DATA FOR THE TASK:
--
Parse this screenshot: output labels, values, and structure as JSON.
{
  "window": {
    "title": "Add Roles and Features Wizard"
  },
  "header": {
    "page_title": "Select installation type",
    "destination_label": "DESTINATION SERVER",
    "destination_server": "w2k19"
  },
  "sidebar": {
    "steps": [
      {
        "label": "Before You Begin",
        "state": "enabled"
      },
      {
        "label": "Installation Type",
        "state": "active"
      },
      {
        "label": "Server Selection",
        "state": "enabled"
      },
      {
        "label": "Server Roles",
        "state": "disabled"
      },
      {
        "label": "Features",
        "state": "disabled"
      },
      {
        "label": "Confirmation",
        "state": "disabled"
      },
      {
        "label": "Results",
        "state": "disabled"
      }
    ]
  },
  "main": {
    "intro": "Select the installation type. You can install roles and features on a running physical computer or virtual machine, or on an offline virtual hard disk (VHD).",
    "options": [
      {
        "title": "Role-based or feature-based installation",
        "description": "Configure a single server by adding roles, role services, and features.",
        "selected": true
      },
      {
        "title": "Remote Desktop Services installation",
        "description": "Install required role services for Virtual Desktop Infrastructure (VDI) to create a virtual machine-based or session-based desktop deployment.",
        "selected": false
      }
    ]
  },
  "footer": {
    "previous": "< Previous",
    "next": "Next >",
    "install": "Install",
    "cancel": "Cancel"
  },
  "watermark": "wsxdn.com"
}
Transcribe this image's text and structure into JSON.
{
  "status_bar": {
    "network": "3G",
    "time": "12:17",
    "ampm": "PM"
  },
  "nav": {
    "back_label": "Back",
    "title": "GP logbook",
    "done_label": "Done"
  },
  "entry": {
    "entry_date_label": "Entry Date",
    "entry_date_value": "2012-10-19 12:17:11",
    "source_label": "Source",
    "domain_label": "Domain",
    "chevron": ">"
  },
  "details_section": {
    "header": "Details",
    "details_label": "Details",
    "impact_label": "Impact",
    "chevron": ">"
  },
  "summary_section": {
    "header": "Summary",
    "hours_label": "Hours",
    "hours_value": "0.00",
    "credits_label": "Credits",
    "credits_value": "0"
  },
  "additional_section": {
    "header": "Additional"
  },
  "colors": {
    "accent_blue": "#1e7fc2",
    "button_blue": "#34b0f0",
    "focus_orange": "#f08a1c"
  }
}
--
Your task is to extract the lines running from the one with "Transcribe this image's" to the end of the material, inclusive, copying each exactly and adding nothing.

THE ANSWER:
Transcribe this image's text and structure into JSON.
{
  "status_bar": {
    "network": "3G",
    "time": "12:17",
    "ampm": "PM"
  },
  "nav": {
    "back_label": "Back",
    "title": "GP logbook",
    "done_label": "Done"
  },
  "entry": {
    "entry_date_label": "Entry Date",
    "entry_date_value": "2012-10-19 12:17:11",
    "source_label": "Source",
    "domain_label": "Domain",
    "chevron": ">"
  },
  "details_section": {
    "header": "Details",
    "details_label": "Details",
    "impact_label": "Impact",
    "chevron": ">"
  },
  "summary_section": {
    "header": "Summary",
    "hours_label": "Hours",
    "hours_value": "0.00",
    "credits_label": "Credits",
    "credits_value": "0"
  },
  "additional_section": {
    "header": "Additional"
  },
  "colors": {
    "accent_blue": "#1e7fc2",
    "button_blue": "#34b0f0",
    "focus_orange": "#f08a1c"
  }
}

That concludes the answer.